> [Work to complete]
Each line of the listing must be transcribed exactly, except for the images, which should be excluded.

# Start of Information provided

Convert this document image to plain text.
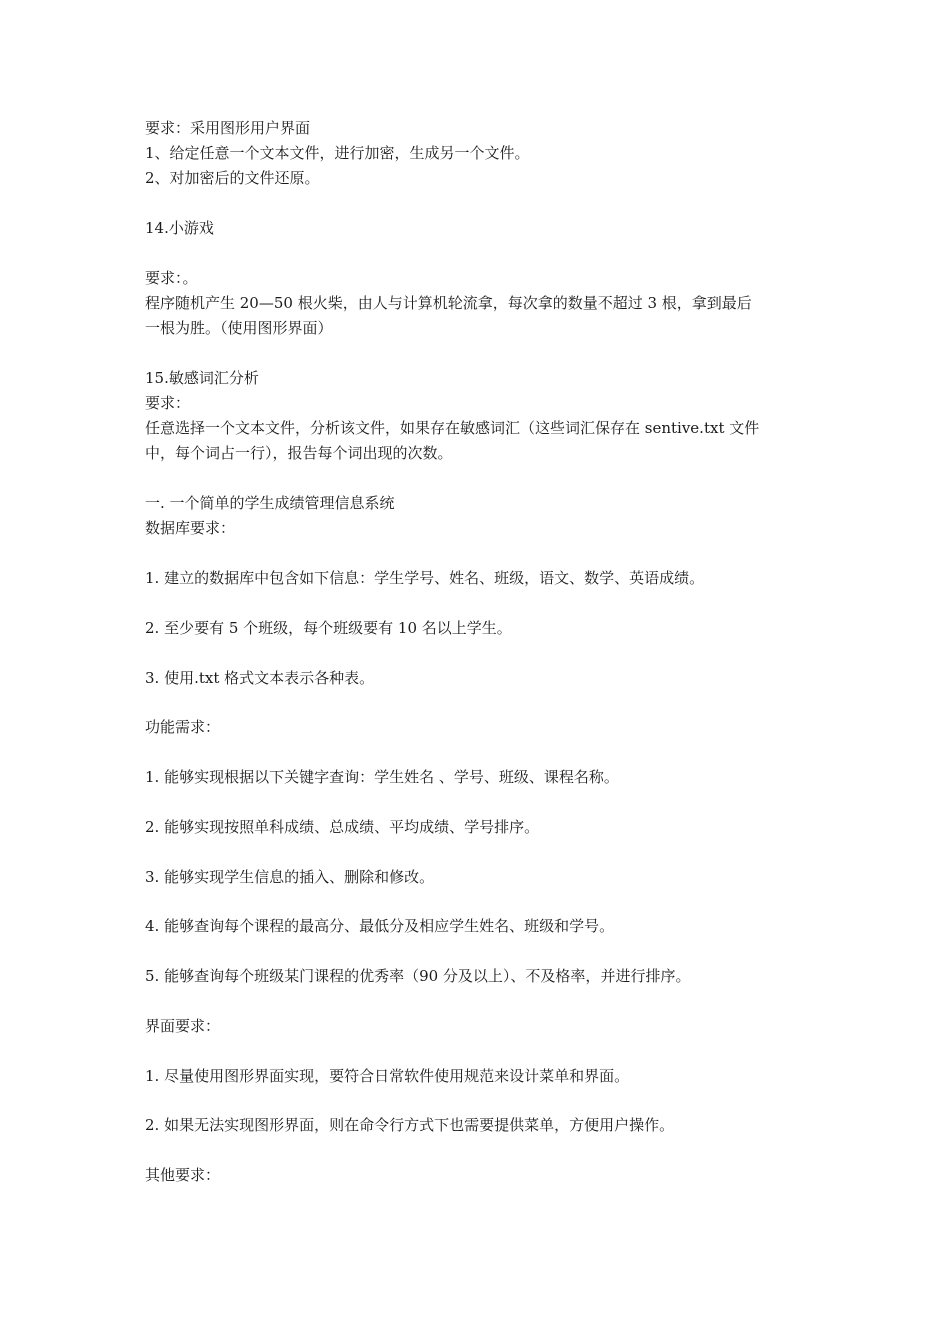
要求：采用图形用户界面
1、给定任意一个文本文件，进行加密，生成另一个文件。
2、对加密后的文件还原。
14.小游戏
要求：。
程序随机产生 20—50 根火柴，由人与计算机轮流拿，每次拿的数量不超过 3 根，拿到最后
一根为胜。（使用图形界面）
15.敏感词汇分析
要求：
任意选择一个文本文件，分析该文件，如果存在敏感词汇（这些词汇保存在 sentive.txt 文件
中，每个词占一行），报告每个词出现的次数。
一. 一个简单的学生成绩管理信息系统
数据库要求：
1. 建立的数据库中包含如下信息：学生学号、姓名、班级，语文、数学、英语成绩。
2. 至少要有 5 个班级，每个班级要有 10 名以上学生。
3. 使用.txt 格式文本表示各种表。
功能需求：
1. 能够实现根据以下关键字查询：学生姓名 、学号、班级、课程名称。
2. 能够实现按照单科成绩、总成绩、平均成绩、学号排序。
3. 能够实现学生信息的插入、删除和修改。
4. 能够查询每个课程的最高分、最低分及相应学生姓名、班级和学号。
5. 能够查询每个班级某门课程的优秀率（90 分及以上）、不及格率，并进行排序。
界面要求：
1. 尽量使用图形界面实现，要符合日常软件使用规范来设计菜单和界面。
2. 如果无法实现图形界面，则在命令行方式下也需要提供菜单，方便用户操作。
其他要求：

# End of Information provided

> [Task solution]
Convert this document image to plain text.
要求：采用图形用户界面
1、给定任意一个文本文件，进行加密，生成另一个文件。
2、对加密后的文件还原。
14.小游戏
要求：。
程序随机产生 20—50 根火柴，由人与计算机轮流拿，每次拿的数量不超过 3 根，拿到最后
一根为胜。（使用图形界面）
15.敏感词汇分析
要求：
任意选择一个文本文件，分析该文件，如果存在敏感词汇（这些词汇保存在 sentive.txt 文件
中，每个词占一行），报告每个词出现的次数。
一. 一个简单的学生成绩管理信息系统
数据库要求：
1. 建立的数据库中包含如下信息：学生学号、姓名、班级，语文、数学、英语成绩。
2. 至少要有 5 个班级，每个班级要有 10 名以上学生。
3. 使用.txt 格式文本表示各种表。
功能需求：
1. 能够实现根据以下关键字查询：学生姓名 、学号、班级、课程名称。
2. 能够实现按照单科成绩、总成绩、平均成绩、学号排序。
3. 能够实现学生信息的插入、删除和修改。
4. 能够查询每个课程的最高分、最低分及相应学生姓名、班级和学号。
5. 能够查询每个班级某门课程的优秀率（90 分及以上）、不及格率，并进行排序。
界面要求：
1. 尽量使用图形界面实现，要符合日常软件使用规范来设计菜单和界面。
2. 如果无法实现图形界面，则在命令行方式下也需要提供菜单，方便用户操作。
其他要求：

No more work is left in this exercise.